> _GIVEN TASK_: Output each entry below as it stands, leaving out every picture.

> _RECORDS SUPPLIED_:
[start]
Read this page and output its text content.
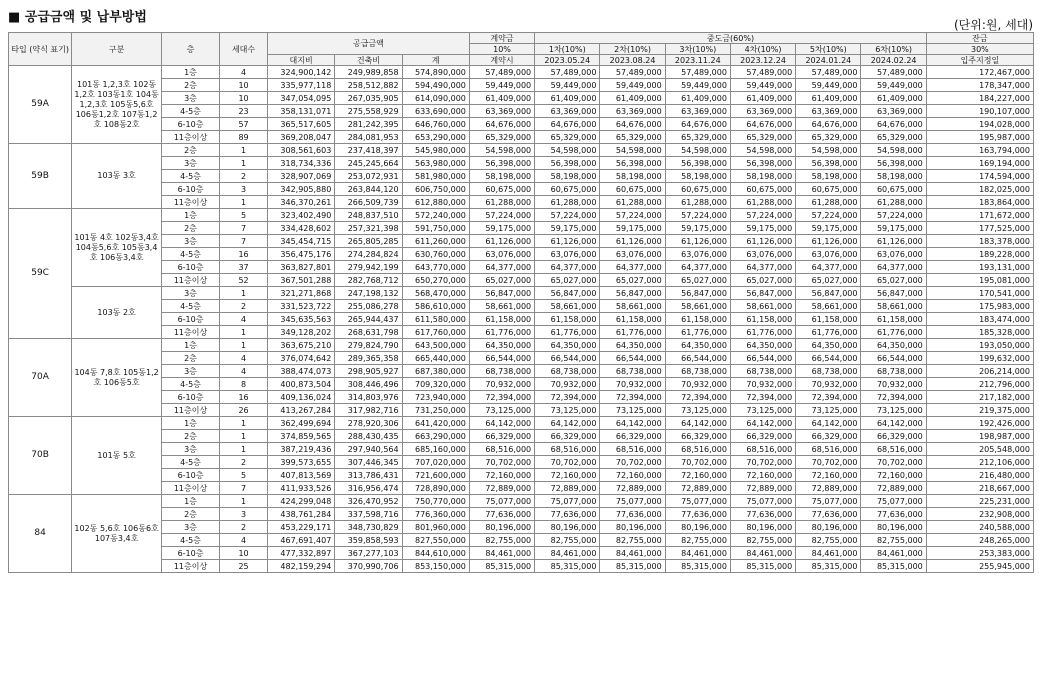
■ 공급금액 및 납부방법	(단위:원, 세대)
타입 (약식 표기)	구분	층	세대수	공급금액			계약금	중도금(60%)						잔금
							10%	1차(10%)	2차(10%)	3차(10%)	4차(10%)	5차(10%)	6차(10%)	30%
				대지비	건축비	계	계약시	2023.05.24	2023.08.24	2023.11.24	2023.12.24	2024.01.24	2024.02.24	입주지정일
59A	101동 1,2,3호 102동1,2호 103동1호 104동1,2,3호 105동5,6호 106동1,2호 107동1,2호 108동2호	1층	4	324,900,142	249,989,858	574,890,000	57,489,000	57,489,000	57,489,000	57,489,000	57,489,000	57,489,000	57,489,000	172,467,000
		2층	10	335,977,118	258,512,882	594,490,000	59,449,000	59,449,000	59,449,000	59,449,000	59,449,000	59,449,000	59,449,000	178,347,000
		3층	10	347,054,095	267,035,905	614,090,000	61,409,000	61,409,000	61,409,000	61,409,000	61,409,000	61,409,000	61,409,000	184,227,000
		4-5층	23	358,131,071	275,558,929	633,690,000	63,369,000	63,369,000	63,369,000	63,369,000	63,369,000	63,369,000	63,369,000	190,107,000
		6-10층	57	365,517,605	281,242,395	646,760,000	64,676,000	64,676,000	64,676,000	64,676,000	64,676,000	64,676,000	64,676,000	194,028,000
		11층이상	89	369,208,047	284,081,953	653,290,000	65,329,000	65,329,000	65,329,000	65,329,000	65,329,000	65,329,000	65,329,000	195,987,000
59B	103동 3호	2층	1	308,561,603	237,418,397	545,980,000	54,598,000	54,598,000	54,598,000	54,598,000	54,598,000	54,598,000	54,598,000	163,794,000
		3층	1	318,734,336	245,245,664	563,980,000	56,398,000	56,398,000	56,398,000	56,398,000	56,398,000	56,398,000	56,398,000	169,194,000
		4-5층	2	328,907,069	253,072,931	581,980,000	58,198,000	58,198,000	58,198,000	58,198,000	58,198,000	58,198,000	58,198,000	174,594,000
		6-10층	3	342,905,880	263,844,120	606,750,000	60,675,000	60,675,000	60,675,000	60,675,000	60,675,000	60,675,000	60,675,000	182,025,000
		11층이상	1	346,370,261	266,509,739	612,880,000	61,288,000	61,288,000	61,288,000	61,288,000	61,288,000	61,288,000	61,288,000	183,864,000
59C	101동 4호 102동3,4호 104동5,6호 105동3,4호 106동3,4호	1층	5	323,402,490	248,837,510	572,240,000	57,224,000	57,224,000	57,224,000	57,224,000	57,224,000	57,224,000	57,224,000	171,672,000
		2층	7	334,428,602	257,321,398	591,750,000	59,175,000	59,175,000	59,175,000	59,175,000	59,175,000	59,175,000	59,175,000	177,525,000
		3층	7	345,454,715	265,805,285	611,260,000	61,126,000	61,126,000	61,126,000	61,126,000	61,126,000	61,126,000	61,126,000	183,378,000
		4-5층	16	356,475,176	274,284,824	630,760,000	63,076,000	63,076,000	63,076,000	63,076,000	63,076,000	63,076,000	63,076,000	189,228,000
		6-10층	37	363,827,801	279,942,199	643,770,000	64,377,000	64,377,000	64,377,000	64,377,000	64,377,000	64,377,000	64,377,000	193,131,000
		11층이상	52	367,501,288	282,768,712	650,270,000	65,027,000	65,027,000	65,027,000	65,027,000	65,027,000	65,027,000	65,027,000	195,081,000
	103동 2호	3층	1	321,271,868	247,198,132	568,470,000	56,847,000	56,847,000	56,847,000	56,847,000	56,847,000	56,847,000	56,847,000	170,541,000
		4-5층	2	331,523,722	255,086,278	586,610,000	58,661,000	58,661,000	58,661,000	58,661,000	58,661,000	58,661,000	58,661,000	175,983,000
		6-10층	4	345,635,563	265,944,437	611,580,000	61,158,000	61,158,000	61,158,000	61,158,000	61,158,000	61,158,000	61,158,000	183,474,000
		11층이상	1	349,128,202	268,631,798	617,760,000	61,776,000	61,776,000	61,776,000	61,776,000	61,776,000	61,776,000	61,776,000	185,328,000
70A	104동 7,8호 105동1,2호 106동5호	1층	1	363,675,210	279,824,790	643,500,000	64,350,000	64,350,000	64,350,000	64,350,000	64,350,000	64,350,000	64,350,000	193,050,000
		2층	4	376,074,642	289,365,358	665,440,000	66,544,000	66,544,000	66,544,000	66,544,000	66,544,000	66,544,000	66,544,000	199,632,000
		3층	4	388,474,073	298,905,927	687,380,000	68,738,000	68,738,000	68,738,000	68,738,000	68,738,000	68,738,000	68,738,000	206,214,000
		4-5층	8	400,873,504	308,446,496	709,320,000	70,932,000	70,932,000	70,932,000	70,932,000	70,932,000	70,932,000	70,932,000	212,796,000
		6-10층	16	409,136,024	314,803,976	723,940,000	72,394,000	72,394,000	72,394,000	72,394,000	72,394,000	72,394,000	72,394,000	217,182,000
		11층이상	26	413,267,284	317,982,716	731,250,000	73,125,000	73,125,000	73,125,000	73,125,000	73,125,000	73,125,000	73,125,000	219,375,000
70B	101동 5호	1층	1	362,499,694	278,920,306	641,420,000	64,142,000	64,142,000	64,142,000	64,142,000	64,142,000	64,142,000	64,142,000	192,426,000
		2층	1	374,859,565	288,430,435	663,290,000	66,329,000	66,329,000	66,329,000	66,329,000	66,329,000	66,329,000	66,329,000	198,987,000
		3층	1	387,219,436	297,940,564	685,160,000	68,516,000	68,516,000	68,516,000	68,516,000	68,516,000	68,516,000	68,516,000	205,548,000
		4-5층	2	399,573,655	307,446,345	707,020,000	70,702,000	70,702,000	70,702,000	70,702,000	70,702,000	70,702,000	70,702,000	212,106,000
		6-10층	5	407,813,569	313,786,431	721,600,000	72,160,000	72,160,000	72,160,000	72,160,000	72,160,000	72,160,000	72,160,000	216,480,000
		11층이상	7	411,933,526	316,956,474	728,890,000	72,889,000	72,889,000	72,889,000	72,889,000	72,889,000	72,889,000	72,889,000	218,667,000
84	102동 5,6호 106동6호 107동3,4호	1층	1	424,299,048	326,470,952	750,770,000	75,077,000	75,077,000	75,077,000	75,077,000	75,077,000	75,077,000	75,077,000	225,231,000
		2층	3	438,761,284	337,598,716	776,360,000	77,636,000	77,636,000	77,636,000	77,636,000	77,636,000	77,636,000	77,636,000	232,908,000
		3층	2	453,229,171	348,730,829	801,960,000	80,196,000	80,196,000	80,196,000	80,196,000	80,196,000	80,196,000	80,196,000	240,588,000
		4-5층	4	467,691,407	359,858,593	827,550,000	82,755,000	82,755,000	82,755,000	82,755,000	82,755,000	82,755,000	82,755,000	248,265,000
		6-10층	10	477,332,897	367,277,103	844,610,000	84,461,000	84,461,000	84,461,000	84,461,000	84,461,000	84,461,000	84,461,000	253,383,000
		11층이상	25	482,159,294	370,990,706	853,150,000	85,315,000	85,315,000	85,315,000	85,315,000	85,315,000	85,315,000	85,315,000	255,945,000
[end]
> _WRITTEN RESPONSE_:
Read this page and output its text content.
■ 공급금액 및 납부방법	(단위:원, 세대)
타입 (약식 표기)	구분	층	세대수	공급금액			계약금	중도금(60%)						잔금
							10%	1차(10%)	2차(10%)	3차(10%)	4차(10%)	5차(10%)	6차(10%)	30%
				대지비	건축비	계	계약시	2023.05.24	2023.08.24	2023.11.24	2023.12.24	2024.01.24	2024.02.24	입주지정일
59A	101동 1,2,3호 102동1,2호 103동1호 104동1,2,3호 105동5,6호 106동1,2호 107동1,2호 108동2호	1층	4	324,900,142	249,989,858	574,890,000	57,489,000	57,489,000	57,489,000	57,489,000	57,489,000	57,489,000	57,489,000	172,467,000
		2층	10	335,977,118	258,512,882	594,490,000	59,449,000	59,449,000	59,449,000	59,449,000	59,449,000	59,449,000	59,449,000	178,347,000
		3층	10	347,054,095	267,035,905	614,090,000	61,409,000	61,409,000	61,409,000	61,409,000	61,409,000	61,409,000	61,409,000	184,227,000
		4-5층	23	358,131,071	275,558,929	633,690,000	63,369,000	63,369,000	63,369,000	63,369,000	63,369,000	63,369,000	63,369,000	190,107,000
		6-10층	57	365,517,605	281,242,395	646,760,000	64,676,000	64,676,000	64,676,000	64,676,000	64,676,000	64,676,000	64,676,000	194,028,000
		11층이상	89	369,208,047	284,081,953	653,290,000	65,329,000	65,329,000	65,329,000	65,329,000	65,329,000	65,329,000	65,329,000	195,987,000
59B	103동 3호	2층	1	308,561,603	237,418,397	545,980,000	54,598,000	54,598,000	54,598,000	54,598,000	54,598,000	54,598,000	54,598,000	163,794,000
		3층	1	318,734,336	245,245,664	563,980,000	56,398,000	56,398,000	56,398,000	56,398,000	56,398,000	56,398,000	56,398,000	169,194,000
		4-5층	2	328,907,069	253,072,931	581,980,000	58,198,000	58,198,000	58,198,000	58,198,000	58,198,000	58,198,000	58,198,000	174,594,000
		6-10층	3	342,905,880	263,844,120	606,750,000	60,675,000	60,675,000	60,675,000	60,675,000	60,675,000	60,675,000	60,675,000	182,025,000
		11층이상	1	346,370,261	266,509,739	612,880,000	61,288,000	61,288,000	61,288,000	61,288,000	61,288,000	61,288,000	61,288,000	183,864,000
59C	101동 4호 102동3,4호 104동5,6호 105동3,4호 106동3,4호	1층	5	323,402,490	248,837,510	572,240,000	57,224,000	57,224,000	57,224,000	57,224,000	57,224,000	57,224,000	57,224,000	171,672,000
		2층	7	334,428,602	257,321,398	591,750,000	59,175,000	59,175,000	59,175,000	59,175,000	59,175,000	59,175,000	59,175,000	177,525,000
		3층	7	345,454,715	265,805,285	611,260,000	61,126,000	61,126,000	61,126,000	61,126,000	61,126,000	61,126,000	61,126,000	183,378,000
		4-5층	16	356,475,176	274,284,824	630,760,000	63,076,000	63,076,000	63,076,000	63,076,000	63,076,000	63,076,000	63,076,000	189,228,000
		6-10층	37	363,827,801	279,942,199	643,770,000	64,377,000	64,377,000	64,377,000	64,377,000	64,377,000	64,377,000	64,377,000	193,131,000
		11층이상	52	367,501,288	282,768,712	650,270,000	65,027,000	65,027,000	65,027,000	65,027,000	65,027,000	65,027,000	65,027,000	195,081,000
	103동 2호	3층	1	321,271,868	247,198,132	568,470,000	56,847,000	56,847,000	56,847,000	56,847,000	56,847,000	56,847,000	56,847,000	170,541,000
		4-5층	2	331,523,722	255,086,278	586,610,000	58,661,000	58,661,000	58,661,000	58,661,000	58,661,000	58,661,000	58,661,000	175,983,000
		6-10층	4	345,635,563	265,944,437	611,580,000	61,158,000	61,158,000	61,158,000	61,158,000	61,158,000	61,158,000	61,158,000	183,474,000
		11층이상	1	349,128,202	268,631,798	617,760,000	61,776,000	61,776,000	61,776,000	61,776,000	61,776,000	61,776,000	61,776,000	185,328,000
70A	104동 7,8호 105동1,2호 106동5호	1층	1	363,675,210	279,824,790	643,500,000	64,350,000	64,350,000	64,350,000	64,350,000	64,350,000	64,350,000	64,350,000	193,050,000
		2층	4	376,074,642	289,365,358	665,440,000	66,544,000	66,544,000	66,544,000	66,544,000	66,544,000	66,544,000	66,544,000	199,632,000
		3층	4	388,474,073	298,905,927	687,380,000	68,738,000	68,738,000	68,738,000	68,738,000	68,738,000	68,738,000	68,738,000	206,214,000
		4-5층	8	400,873,504	308,446,496	709,320,000	70,932,000	70,932,000	70,932,000	70,932,000	70,932,000	70,932,000	70,932,000	212,796,000
		6-10층	16	409,136,024	314,803,976	723,940,000	72,394,000	72,394,000	72,394,000	72,394,000	72,394,000	72,394,000	72,394,000	217,182,000
		11층이상	26	413,267,284	317,982,716	731,250,000	73,125,000	73,125,000	73,125,000	73,125,000	73,125,000	73,125,000	73,125,000	219,375,000
70B	101동 5호	1층	1	362,499,694	278,920,306	641,420,000	64,142,000	64,142,000	64,142,000	64,142,000	64,142,000	64,142,000	64,142,000	192,426,000
		2층	1	374,859,565	288,430,435	663,290,000	66,329,000	66,329,000	66,329,000	66,329,000	66,329,000	66,329,000	66,329,000	198,987,000
		3층	1	387,219,436	297,940,564	685,160,000	68,516,000	68,516,000	68,516,000	68,516,000	68,516,000	68,516,000	68,516,000	205,548,000
		4-5층	2	399,573,655	307,446,345	707,020,000	70,702,000	70,702,000	70,702,000	70,702,000	70,702,000	70,702,000	70,702,000	212,106,000
		6-10층	5	407,813,569	313,786,431	721,600,000	72,160,000	72,160,000	72,160,000	72,160,000	72,160,000	72,160,000	72,160,000	216,480,000
		11층이상	7	411,933,526	316,956,474	728,890,000	72,889,000	72,889,000	72,889,000	72,889,000	72,889,000	72,889,000	72,889,000	218,667,000
84	102동 5,6호 106동6호 107동3,4호	1층	1	424,299,048	326,470,952	750,770,000	75,077,000	75,077,000	75,077,000	75,077,000	75,077,000	75,077,000	75,077,000	225,231,000
		2층	3	438,761,284	337,598,716	776,360,000	77,636,000	77,636,000	77,636,000	77,636,000	77,636,000	77,636,000	77,636,000	232,908,000
		3층	2	453,229,171	348,730,829	801,960,000	80,196,000	80,196,000	80,196,000	80,196,000	80,196,000	80,196,000	80,196,000	240,588,000
		4-5층	4	467,691,407	359,858,593	827,550,000	82,755,000	82,755,000	82,755,000	82,755,000	82,755,000	82,755,000	82,755,000	248,265,000
		6-10층	10	477,332,897	367,277,103	844,610,000	84,461,000	84,461,000	84,461,000	84,461,000	84,461,000	84,461,000	84,461,000	253,383,000
		11층이상	25	482,159,294	370,990,706	853,150,000	85,315,000	85,315,000	85,315,000	85,315,000	85,315,000	85,315,000	85,315,000	255,945,000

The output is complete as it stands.